─── EXTRAIT DU DOCUMENT ───
Pietro, tu t’es intéressé au deuxième pilier et plus particulièrement au rôle, souvent méconnu, des assureurs-vie dans son émergence et son développement. À partir de quand dater leur intérêt pour le système de retraite ?
Pietro Boschetti – Dans le documentaire, tout comme dans le livre, le but était de faire une histoire politique du deuxième pilier 3 qui montre comment les assureurs-vie se sont immiscés très tôt, dès le début du XX e siècle, dans les débats émergeant sur la prévoyance vieillesse en Suisse, déjà depuis la Grève générale de 1918 qui porte la revendication de l’introduction d’une assurance vieillesse et survivant·e·s. En parallèle à l’AVS, une autre histoire se déroule autour des caisses de retraite professionnelles mises sur pied par des employeurs pour leurs travailleurs·euses. Les assureurs-vie identifient très vite cette niche et vont proposer leurs services aux entreprises pour développer des solutions de prévoyance vieillesse (solutions encouragées fiscalement dès 1916).
Loin de freiner le développement des caisses de retraite d’entreprise, la création de l’AVS en 1947 agit comme catalyseur pour ces caisses de pension et cela est très bien compris et même voulu par les assureurs. L’AVS permet certes de ne pas sombrer dans l’indigence, mais est très limitée (elle verse des rentes correspondant initialement à 13% du revenu moyen), ce qui correspond aux vœux des assureurs car cela encourage le développement des compléments privés qu’ils promeuvent et qui occupent déjà 20% de leurs chiffres d’affaires dans les années 1950. Dès l’instauration du deuxième pilier obligatoire, ils ont déjà une position forte sur ce marché. Ils vont également très vite développer une vision de la prévoyance en termes de trois piliers.
Pourtant, le modèle des trois piliers ne sera adopté par les votant·e·s que le 3 décembre 1972.
Tout à fait, mais les assureurs, par leur connaissance du système suisse, vont anticiper la confrontation qui ne manquera pas de surgir dans un futur proche entre le développement de l’AVS et celui des caisses de retraite privées qui viendront compléter une AVS destinée à rester à un niveau très bas. Cela passe notamment par le rôle de Peter Binswanger, un haut fonctionnaire fédéral ayant participé à la mise sur pied de l’AVS. Ce dernier, membre du Parti radical (devenu aujourd’hui le PLR) est engagé en 1956 par la Winterthur-Vie (l’actuelle AXA), afin d’y prendre la direction de la division «assurances de groupe», c’est-à-dire les affaires liées à la prévoyance vieillesse.
Il va mener des travaux, impliquant dès les années 1960 les grands acteurs de l’économie, pour élaborer et préciser la vision des assureurs en matière de prévoyance. Il réussira ainsi à convaincre la Confédération de reprendre le dispositif des assureurs. Résultat: le système des trois piliers, sans qu’il soit nommé ainsi, apparaît pour la première fois dans le message du Conseil fédéral de 1963 sur la 6e révision de l’AVS dans un paragraphe prospectif rédigé directement par les assureurs. Dès lors, quand bien même elle a été développée par les assureurs et pour les assureurs depuis le début du XXe siècle, cette vision ne sera plus seulement la leur, mais celle du Conseil fédéral.
─── LIGNES FOURNIES ───
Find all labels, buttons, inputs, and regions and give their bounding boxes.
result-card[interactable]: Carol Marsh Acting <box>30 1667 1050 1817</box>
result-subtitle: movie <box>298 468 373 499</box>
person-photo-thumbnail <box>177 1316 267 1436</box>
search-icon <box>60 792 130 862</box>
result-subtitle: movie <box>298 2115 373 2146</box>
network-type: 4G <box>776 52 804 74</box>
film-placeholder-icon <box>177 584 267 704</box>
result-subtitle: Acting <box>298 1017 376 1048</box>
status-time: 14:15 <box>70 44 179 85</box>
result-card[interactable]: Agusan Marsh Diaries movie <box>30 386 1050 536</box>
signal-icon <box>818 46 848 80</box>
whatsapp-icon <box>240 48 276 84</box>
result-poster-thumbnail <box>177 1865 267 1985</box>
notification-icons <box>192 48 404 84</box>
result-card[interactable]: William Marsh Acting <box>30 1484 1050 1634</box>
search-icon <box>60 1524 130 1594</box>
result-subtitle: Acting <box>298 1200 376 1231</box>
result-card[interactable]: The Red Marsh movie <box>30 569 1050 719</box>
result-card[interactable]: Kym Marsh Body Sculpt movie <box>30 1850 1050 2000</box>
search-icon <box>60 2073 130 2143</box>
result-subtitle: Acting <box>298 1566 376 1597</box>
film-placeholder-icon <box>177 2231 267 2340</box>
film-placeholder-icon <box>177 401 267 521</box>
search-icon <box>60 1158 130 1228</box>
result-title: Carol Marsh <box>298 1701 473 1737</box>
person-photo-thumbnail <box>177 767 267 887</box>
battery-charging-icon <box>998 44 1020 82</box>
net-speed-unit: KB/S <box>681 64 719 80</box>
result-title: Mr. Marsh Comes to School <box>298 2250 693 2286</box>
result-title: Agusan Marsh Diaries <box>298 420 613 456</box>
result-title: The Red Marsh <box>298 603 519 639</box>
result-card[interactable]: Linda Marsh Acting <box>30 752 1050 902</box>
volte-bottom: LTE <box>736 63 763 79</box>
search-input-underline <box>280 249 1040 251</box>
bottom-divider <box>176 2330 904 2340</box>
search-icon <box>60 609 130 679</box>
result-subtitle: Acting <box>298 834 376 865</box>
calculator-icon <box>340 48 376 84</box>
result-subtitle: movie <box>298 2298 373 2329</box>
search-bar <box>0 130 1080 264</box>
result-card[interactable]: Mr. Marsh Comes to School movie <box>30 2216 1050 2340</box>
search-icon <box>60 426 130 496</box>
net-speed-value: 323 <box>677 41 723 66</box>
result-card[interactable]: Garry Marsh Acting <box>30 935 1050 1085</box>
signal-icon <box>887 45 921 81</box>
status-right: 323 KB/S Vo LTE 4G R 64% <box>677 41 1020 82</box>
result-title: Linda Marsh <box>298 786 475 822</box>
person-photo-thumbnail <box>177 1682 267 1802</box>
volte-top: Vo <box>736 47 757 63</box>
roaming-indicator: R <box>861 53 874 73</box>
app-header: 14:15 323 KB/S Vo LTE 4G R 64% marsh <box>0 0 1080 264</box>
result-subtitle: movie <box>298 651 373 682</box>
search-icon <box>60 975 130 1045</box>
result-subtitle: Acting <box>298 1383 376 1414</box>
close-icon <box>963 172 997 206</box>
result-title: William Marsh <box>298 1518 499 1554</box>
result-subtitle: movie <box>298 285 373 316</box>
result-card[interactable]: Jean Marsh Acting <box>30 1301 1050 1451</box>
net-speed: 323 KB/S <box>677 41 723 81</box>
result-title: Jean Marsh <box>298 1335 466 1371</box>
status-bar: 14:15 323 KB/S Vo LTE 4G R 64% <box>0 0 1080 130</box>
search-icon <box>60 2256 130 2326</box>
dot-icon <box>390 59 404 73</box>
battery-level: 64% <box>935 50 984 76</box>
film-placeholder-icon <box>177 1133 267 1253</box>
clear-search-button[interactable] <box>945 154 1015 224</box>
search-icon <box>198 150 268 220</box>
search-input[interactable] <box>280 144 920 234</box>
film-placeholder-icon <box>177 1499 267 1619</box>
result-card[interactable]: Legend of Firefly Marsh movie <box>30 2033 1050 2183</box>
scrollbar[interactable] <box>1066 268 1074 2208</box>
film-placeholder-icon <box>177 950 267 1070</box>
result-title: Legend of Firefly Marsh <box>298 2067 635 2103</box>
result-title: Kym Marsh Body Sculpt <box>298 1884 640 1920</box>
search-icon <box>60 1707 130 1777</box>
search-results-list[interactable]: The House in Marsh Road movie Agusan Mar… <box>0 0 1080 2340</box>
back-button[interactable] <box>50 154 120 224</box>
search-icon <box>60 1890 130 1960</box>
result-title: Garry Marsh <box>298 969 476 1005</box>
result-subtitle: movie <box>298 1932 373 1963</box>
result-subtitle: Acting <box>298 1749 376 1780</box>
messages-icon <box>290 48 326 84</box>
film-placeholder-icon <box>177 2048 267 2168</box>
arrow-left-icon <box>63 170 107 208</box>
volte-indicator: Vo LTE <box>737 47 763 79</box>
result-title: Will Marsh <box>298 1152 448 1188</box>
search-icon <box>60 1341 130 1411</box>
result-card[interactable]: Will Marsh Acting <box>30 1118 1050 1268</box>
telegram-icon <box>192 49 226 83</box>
───
» **ACTIONS DEMANDÉES**:
#1 Relevez, dans l'ordre où elles apparaissent, toutes les années précises citées dans l'entretien sur le deuxième pilier, sans les décennies comme « années 1950 ».
#2 Poursuivez l'entretien sur le deuxième pilier et les assureurs-vie à partir de sa dernière phrase.

» **RÉPONSES ATTENDUES**:
#1 1918, 1916, 1947, 1972, 1956, 1963

#2
La votation du 3 décembre 1972 se solde par une acceptation du système des trois piliers par 75% des votant·e·s. Pour ce faire, il a été nécessaire de convaincre la gauche et les syndicats. Plusieurs promesses ont notamment été faites à cette occasion, quelles sont-elles?
Les syndicats étaient depuis longtemps intégrés dans les caisses de retraite professionnelles et ont adhéré au système des trois piliers, notamment du fait du poids de la paix du travail et de la culture du «partenariat social». Il y a également eu un nombre d’illusions considérable sur le pouvoir que les salarié·e·s pouvaient tirer de la promesse de gestion paritaire dans les futures caisses de pension. La gauche et les syndicats se sont donc majoritairement opposés au projet du Parti du Travail (PdT) de constitution d’une super-AVS garantissant des rentes à hauteur de 60% du revenu des cinq meilleures années de la carrière et qui était soumise au vote contre les trois piliers. Cependant, des promesses étaient nécessaires pour combattre ce projet. Pour la gauche, l’aspect obligatoire du deuxième pilier était incontournable et cela a été très vite compris par les assureurs (ce qui représentait par ailleurs un formidable élargissement du marché). Cet élément est peut-être la seule promesse qui a été tenue (et encore, on peut discuter car les petits salaires ne cotisent pas à la LPP).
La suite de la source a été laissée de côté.